● **What you need to do**: Scan the listing and work out how many lines contain the word "marker". Nothing but the number should be given.

● **Extracted data**:
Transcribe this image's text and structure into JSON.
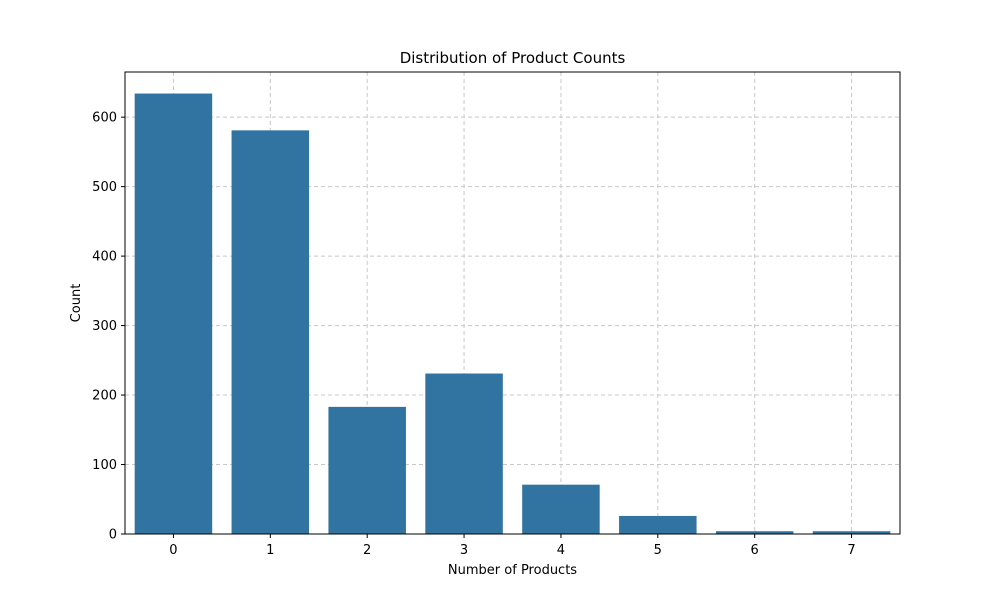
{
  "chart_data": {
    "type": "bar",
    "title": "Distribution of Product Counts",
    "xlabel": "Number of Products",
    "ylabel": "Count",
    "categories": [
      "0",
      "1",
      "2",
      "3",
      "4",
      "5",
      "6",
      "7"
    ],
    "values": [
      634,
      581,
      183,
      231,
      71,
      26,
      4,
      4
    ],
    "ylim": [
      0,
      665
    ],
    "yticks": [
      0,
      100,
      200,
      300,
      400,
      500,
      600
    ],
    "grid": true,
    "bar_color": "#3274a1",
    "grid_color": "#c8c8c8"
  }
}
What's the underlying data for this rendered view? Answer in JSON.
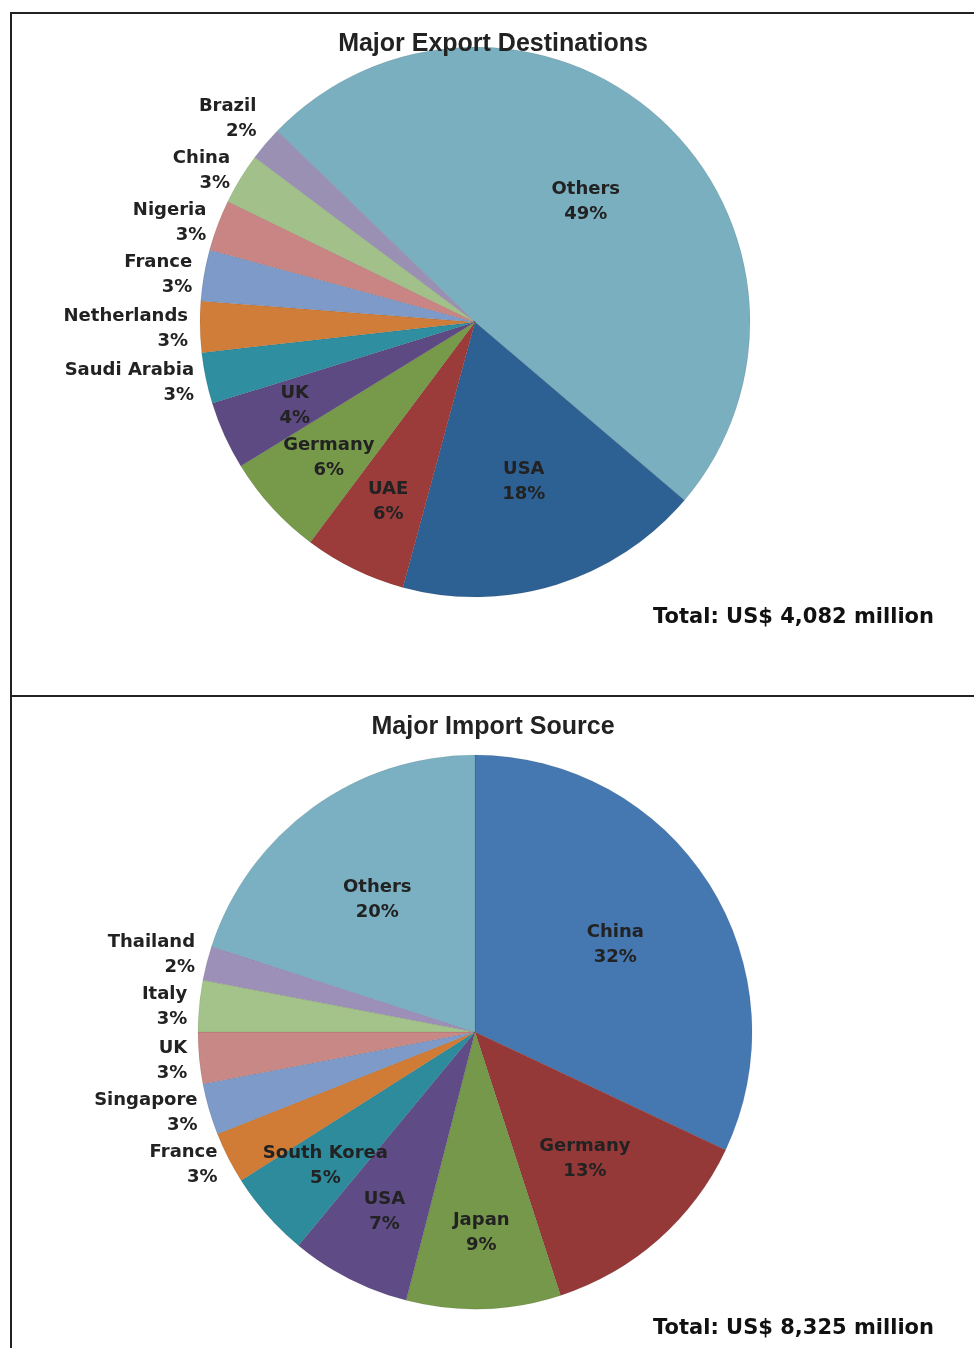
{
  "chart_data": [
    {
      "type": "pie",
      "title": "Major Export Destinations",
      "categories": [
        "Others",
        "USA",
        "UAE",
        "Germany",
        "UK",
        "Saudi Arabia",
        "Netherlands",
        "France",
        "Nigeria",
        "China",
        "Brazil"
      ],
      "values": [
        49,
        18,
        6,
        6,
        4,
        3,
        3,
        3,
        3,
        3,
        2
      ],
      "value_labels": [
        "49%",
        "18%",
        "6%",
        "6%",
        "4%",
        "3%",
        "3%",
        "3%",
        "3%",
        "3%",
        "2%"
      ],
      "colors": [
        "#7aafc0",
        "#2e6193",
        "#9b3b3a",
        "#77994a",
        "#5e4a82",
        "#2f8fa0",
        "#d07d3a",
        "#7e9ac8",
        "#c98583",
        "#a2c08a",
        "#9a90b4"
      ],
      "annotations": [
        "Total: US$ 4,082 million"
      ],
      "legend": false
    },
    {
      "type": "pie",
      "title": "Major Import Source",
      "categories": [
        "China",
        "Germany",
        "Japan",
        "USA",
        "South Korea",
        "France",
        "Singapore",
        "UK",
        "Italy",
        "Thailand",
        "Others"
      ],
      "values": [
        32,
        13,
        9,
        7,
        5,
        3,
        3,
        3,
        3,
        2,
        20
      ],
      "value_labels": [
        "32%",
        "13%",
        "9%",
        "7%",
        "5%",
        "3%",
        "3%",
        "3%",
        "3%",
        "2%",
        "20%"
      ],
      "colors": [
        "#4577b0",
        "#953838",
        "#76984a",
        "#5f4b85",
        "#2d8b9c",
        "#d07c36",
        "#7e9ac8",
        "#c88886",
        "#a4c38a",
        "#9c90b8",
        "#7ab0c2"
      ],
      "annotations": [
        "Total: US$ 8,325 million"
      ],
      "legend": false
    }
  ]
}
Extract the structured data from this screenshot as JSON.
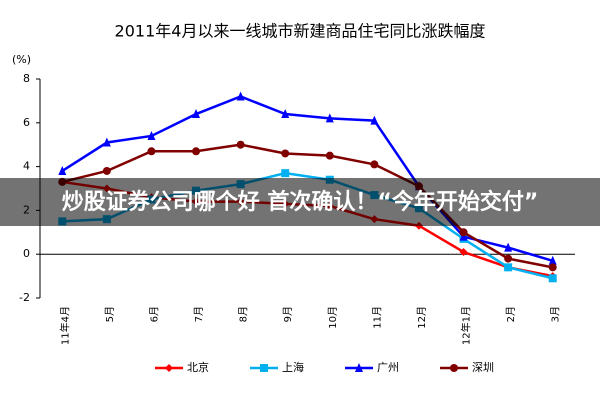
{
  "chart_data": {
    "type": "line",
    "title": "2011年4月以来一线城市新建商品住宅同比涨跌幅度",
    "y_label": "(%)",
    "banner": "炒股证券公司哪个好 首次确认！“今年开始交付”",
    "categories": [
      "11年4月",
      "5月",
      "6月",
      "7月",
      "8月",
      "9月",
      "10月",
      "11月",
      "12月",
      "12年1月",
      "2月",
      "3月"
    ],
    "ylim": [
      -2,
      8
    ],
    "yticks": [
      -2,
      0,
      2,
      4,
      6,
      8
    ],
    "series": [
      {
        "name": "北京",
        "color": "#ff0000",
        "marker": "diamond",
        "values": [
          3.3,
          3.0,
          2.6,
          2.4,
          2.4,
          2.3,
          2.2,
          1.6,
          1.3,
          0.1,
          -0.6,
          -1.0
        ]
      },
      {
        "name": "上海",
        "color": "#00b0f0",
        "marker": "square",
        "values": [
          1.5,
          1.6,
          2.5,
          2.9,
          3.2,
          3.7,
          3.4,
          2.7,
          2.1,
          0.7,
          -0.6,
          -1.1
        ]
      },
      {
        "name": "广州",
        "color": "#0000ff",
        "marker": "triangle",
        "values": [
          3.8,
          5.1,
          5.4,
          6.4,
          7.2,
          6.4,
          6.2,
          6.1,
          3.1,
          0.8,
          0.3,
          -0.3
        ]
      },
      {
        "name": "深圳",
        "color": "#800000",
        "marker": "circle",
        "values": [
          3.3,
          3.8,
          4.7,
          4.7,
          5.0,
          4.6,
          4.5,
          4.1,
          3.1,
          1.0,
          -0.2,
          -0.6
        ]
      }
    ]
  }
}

● **Result**: 4